[Stored data entries]
⁂
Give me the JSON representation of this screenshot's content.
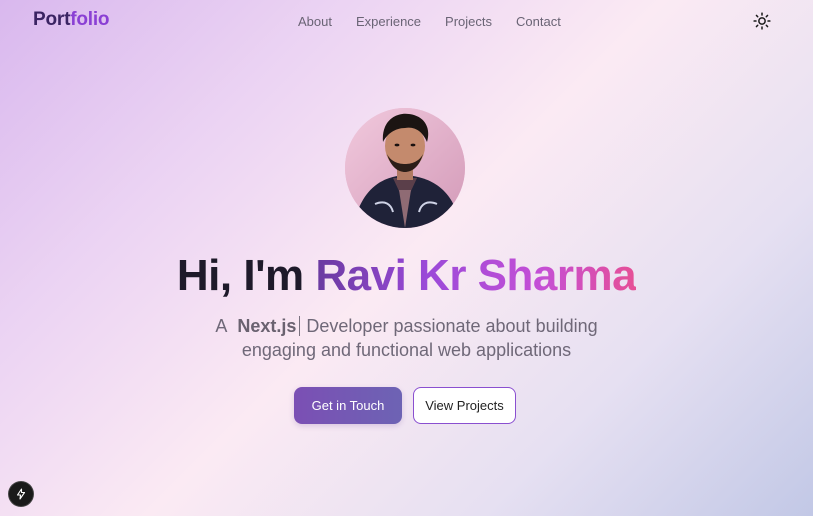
{
  "header": {
    "brand_part1": "Port",
    "brand_part2": "folio",
    "nav": [
      "About",
      "Experience",
      "Projects",
      "Contact"
    ],
    "theme_icon": "sun-icon"
  },
  "hero": {
    "avatar_alt": "profile-photo",
    "greeting": "Hi, I'm ",
    "name": "Ravi Kr Sharma",
    "tagline_prefix": "A",
    "tagline_tech": "Next.js",
    "tagline_rest": "Developer passionate about building engaging and functional web applications",
    "primary_button": "Get in Touch",
    "secondary_button": "View Projects"
  },
  "dev_badge": {
    "icon": "lightning-icon"
  },
  "colors": {
    "brand_dark": "#3b2463",
    "brand_accent": "#8a3fd4",
    "name_gradient_start": "#6a3aa0",
    "name_gradient_end": "#e64f96",
    "primary_button": "#7b4fb4",
    "secondary_border": "#8a4fd0"
  }
}
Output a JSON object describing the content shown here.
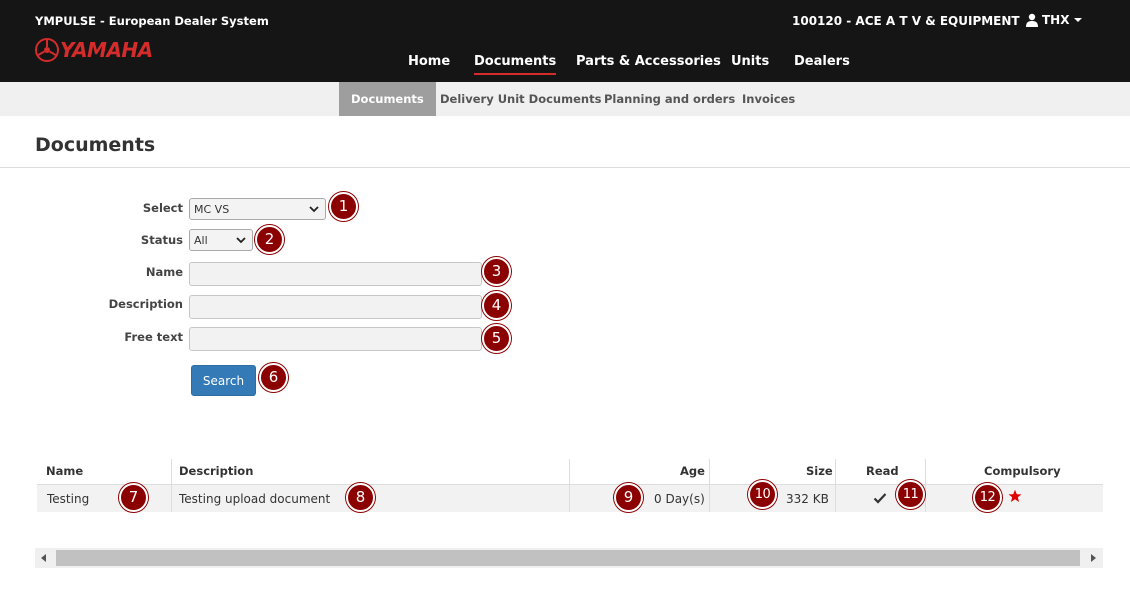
{
  "header": {
    "app_title": "YMPULSE - European Dealer System",
    "logo_text": "YAMAHA",
    "dealer": "100120 - ACE A T V & EQUIPMENT",
    "user": "THX",
    "nav": [
      {
        "label": "Home",
        "active": false
      },
      {
        "label": "Documents",
        "active": true
      },
      {
        "label": "Parts & Accessories",
        "active": false
      },
      {
        "label": "Units",
        "active": false
      },
      {
        "label": "Dealers",
        "active": false
      }
    ]
  },
  "subnav": [
    {
      "label": "Documents",
      "active": true
    },
    {
      "label": "Delivery Unit Documents",
      "active": false
    },
    {
      "label": "Planning and orders",
      "active": false
    },
    {
      "label": "Invoices",
      "active": false
    }
  ],
  "page_title": "Documents",
  "form": {
    "select_label": "Select",
    "select_value": "MC VS",
    "status_label": "Status",
    "status_value": "All",
    "name_label": "Name",
    "name_value": "",
    "description_label": "Description",
    "description_value": "",
    "freetext_label": "Free text",
    "freetext_value": "",
    "search_button": "Search"
  },
  "badges": [
    "1",
    "2",
    "3",
    "4",
    "5",
    "6",
    "7",
    "8",
    "9",
    "10",
    "11",
    "12"
  ],
  "table": {
    "headers": {
      "name": "Name",
      "description": "Description",
      "age": "Age",
      "size": "Size",
      "read": "Read",
      "compulsory": "Compulsory"
    },
    "rows": [
      {
        "name": "Testing",
        "description": "Testing upload document",
        "age": "0 Day(s)",
        "size": "332 KB",
        "read": true,
        "compulsory": true
      }
    ]
  },
  "colors": {
    "header_bg": "#151515",
    "brand_red": "#d42b2b",
    "badge": "#8b0000",
    "button": "#337ab7"
  },
  "icons": [
    "yamaha-logo-icon",
    "user-icon",
    "chevron-down-icon",
    "checkmark-icon",
    "star-icon",
    "scroll-left-icon",
    "scroll-right-icon"
  ]
}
⁂
Short problem:
Copy the whole of the material above exactly, but not its images.

Exercise solution:
Give me the JSON representation of this screenshot's content.
{
  "header": {
    "brand_part1": "Port",
    "brand_part2": "folio",
    "nav": [
      "About",
      "Experience",
      "Projects",
      "Contact"
    ],
    "theme_icon": "sun-icon"
  },
  "hero": {
    "avatar_alt": "profile-photo",
    "greeting": "Hi, I'm ",
    "name": "Ravi Kr Sharma",
    "tagline_prefix": "A",
    "tagline_tech": "Next.js",
    "tagline_rest": "Developer passionate about building engaging and functional web applications",
    "primary_button": "Get in Touch",
    "secondary_button": "View Projects"
  },
  "dev_badge": {
    "icon": "lightning-icon"
  },
  "colors": {
    "brand_dark": "#3b2463",
    "brand_accent": "#8a3fd4",
    "name_gradient_start": "#6a3aa0",
    "name_gradient_end": "#e64f96",
    "primary_button": "#7b4fb4",
    "secondary_border": "#8a4fd0"
  }
}
Output a JSON object describing the content shown here.
{
  "header": {
    "app_title": "YMPULSE - European Dealer System",
    "logo_text": "YAMAHA",
    "dealer": "100120 - ACE A T V & EQUIPMENT",
    "user": "THX",
    "nav": [
      {
        "label": "Home",
        "active": false
      },
      {
        "label": "Documents",
        "active": true
      },
      {
        "label": "Parts & Accessories",
        "active": false
      },
      {
        "label": "Units",
        "active": false
      },
      {
        "label": "Dealers",
        "active": false
      }
    ]
  },
  "subnav": [
    {
      "label": "Documents",
      "active": true
    },
    {
      "label": "Delivery Unit Documents",
      "active": false
    },
    {
      "label": "Planning and orders",
      "active": false
    },
    {
      "label": "Invoices",
      "active": false
    }
  ],
  "page_title": "Documents",
  "form": {
    "select_label": "Select",
    "select_value": "MC VS",
    "status_label": "Status",
    "status_value": "All",
    "name_label": "Name",
    "name_value": "",
    "description_label": "Description",
    "description_value": "",
    "freetext_label": "Free text",
    "freetext_value": "",
    "search_button": "Search"
  },
  "badges": [
    "1",
    "2",
    "3",
    "4",
    "5",
    "6",
    "7",
    "8",
    "9",
    "10",
    "11",
    "12"
  ],
  "table": {
    "headers": {
      "name": "Name",
      "description": "Description",
      "age": "Age",
      "size": "Size",
      "read": "Read",
      "compulsory": "Compulsory"
    },
    "rows": [
      {
        "name": "Testing",
        "description": "Testing upload document",
        "age": "0 Day(s)",
        "size": "332 KB",
        "read": true,
        "compulsory": true
      }
    ]
  },
  "colors": {
    "header_bg": "#151515",
    "brand_red": "#d42b2b",
    "badge": "#8b0000",
    "button": "#337ab7"
  },
  "icons": [
    "yamaha-logo-icon",
    "user-icon",
    "chevron-down-icon",
    "checkmark-icon",
    "star-icon",
    "scroll-left-icon",
    "scroll-right-icon"
  ]
}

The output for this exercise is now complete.